## Exercise prompt
Skip the pictures. Repeat everything else in the records word for word.

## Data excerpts
┄┄┄┄┄┄┄┄┄┄

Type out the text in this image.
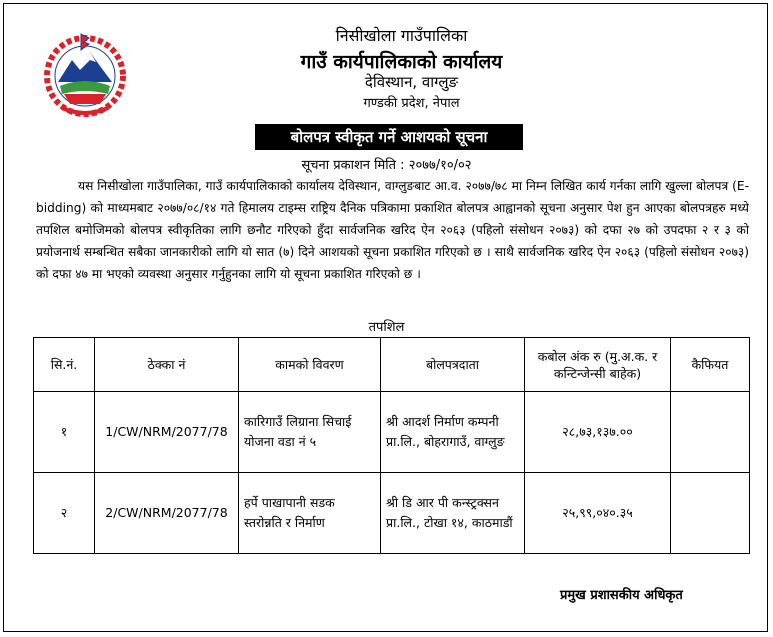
निसीखोला गाउँपालिका
गाउँ कार्यपालिकाको कार्यालय
देविस्थान, वाग्लुङ
गण्डकी प्रदेश, नेपाल
बोलपत्र स्वीकृत गर्ने आशयको सूचना
सूचना प्रकाशन मिति : २०७७/१०/०२
यस निसीखोला गाउँपालिका, गाउँ कार्यपालिकाको कार्यालय देविस्थान, वाग्लुङबाट आ.व. २०७७/७८ मा निम्न लिखित कार्य गर्नका लागि खुल्ला बोलपत्र (E-bidding) को माध्यमबाट २०७७/०८/१४ गते हिमालय टाइम्स राष्ट्रिय दैनिक पत्रिकामा प्रकाशित बोलपत्र आह्वानको सूचना अनुसार पेश हुन आएका बोलपत्रहरु मध्ये तपशिल बमोजिमको बोलपत्र स्वीकृतिका लागि छनौट गरिएको हुँदा सार्वजनिक खरिद ऐन २०६३ (पहिलो संसोधन २०७३) को दफा २७ को उपदफा २ र ३ को प्रयोजनार्थ सम्बन्धित सबैका जानकारीको लागि यो सात (७) दिने आशयको सूचना प्रकाशित गरिएको छ । साथै सार्वजनिक खरिद ऐन २०६३ (पहिलो संसोधन २०७३) को दफा ४७ मा भएको व्यवस्था अनुसार गर्नुहुनका लागि यो सूचना प्रकाशित गरिएको छ ।
तपशिल
सि.नं.	ठेक्का नं	कामको विवरण	बोलपत्रदाता	कबोल अंक रु (मु.अ.क. र कन्टिन्जेन्सी बाहेक)	कैफियत
१	1/CW/NRM/2077/78	कारिगाउँ लिग्राना सिचाई योजना वडा नं ५	श्री आदर्श निर्माण कम्पनी प्रा.लि., बोहरागाउँ, वाग्लुङ	२८,७३,१३७.००	
२	2/CW/NRM/2077/78	हर्पे पाखापानी सडक स्तरोन्नति र निर्माण	श्री डि आर पी कन्स्ट्रक्सन प्रा.लि., टोखा १४, काठमाडौं	२५,९९,०४०.३५	
प्रमुख प्रशासकीय अधिकृत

┄┄┄┄┄┄┄┄┄┄

## Result of the task
Type out the text in this image.
निसीखोला गाउँपालिका
गाउँ कार्यपालिकाको कार्यालय
देविस्थान, वाग्लुङ
गण्डकी प्रदेश, नेपाल
बोलपत्र स्वीकृत गर्ने आशयको सूचना
सूचना प्रकाशन मिति : २०७७/१०/०२
यस निसीखोला गाउँपालिका, गाउँ कार्यपालिकाको कार्यालय देविस्थान, वाग्लुङबाट आ.व. २०७७/७८ मा निम्न लिखित कार्य गर्नका लागि खुल्ला बोलपत्र (E-bidding) को माध्यमबाट २०७७/०८/१४ गते हिमालय टाइम्स राष्ट्रिय दैनिक पत्रिकामा प्रकाशित बोलपत्र आह्वानको सूचना अनुसार पेश हुन आएका बोलपत्रहरु मध्ये तपशिल बमोजिमको बोलपत्र स्वीकृतिका लागि छनौट गरिएको हुँदा सार्वजनिक खरिद ऐन २०६३ (पहिलो संसोधन २०७३) को दफा २७ को उपदफा २ र ३ को प्रयोजनार्थ सम्बन्धित सबैका जानकारीको लागि यो सात (७) दिने आशयको सूचना प्रकाशित गरिएको छ । साथै सार्वजनिक खरिद ऐन २०६३ (पहिलो संसोधन २०७३) को दफा ४७ मा भएको व्यवस्था अनुसार गर्नुहुनका लागि यो सूचना प्रकाशित गरिएको छ ।
तपशिल
सि.नं.	ठेक्का नं	कामको विवरण	बोलपत्रदाता	कबोल अंक रु (मु.अ.क. र कन्टिन्जेन्सी बाहेक)	कैफियत
१	1/CW/NRM/2077/78	कारिगाउँ लिग्राना सिचाई योजना वडा नं ५	श्री आदर्श निर्माण कम्पनी प्रा.लि., बोहरागाउँ, वाग्लुङ	२८,७३,१३७.००	
२	2/CW/NRM/2077/78	हर्पे पाखापानी सडक स्तरोन्नति र निर्माण	श्री डि आर पी कन्स्ट्रक्सन प्रा.लि., टोखा १४, काठमाडौं	२५,९९,०४०.३५	
प्रमुख प्रशासकीय अधिकृत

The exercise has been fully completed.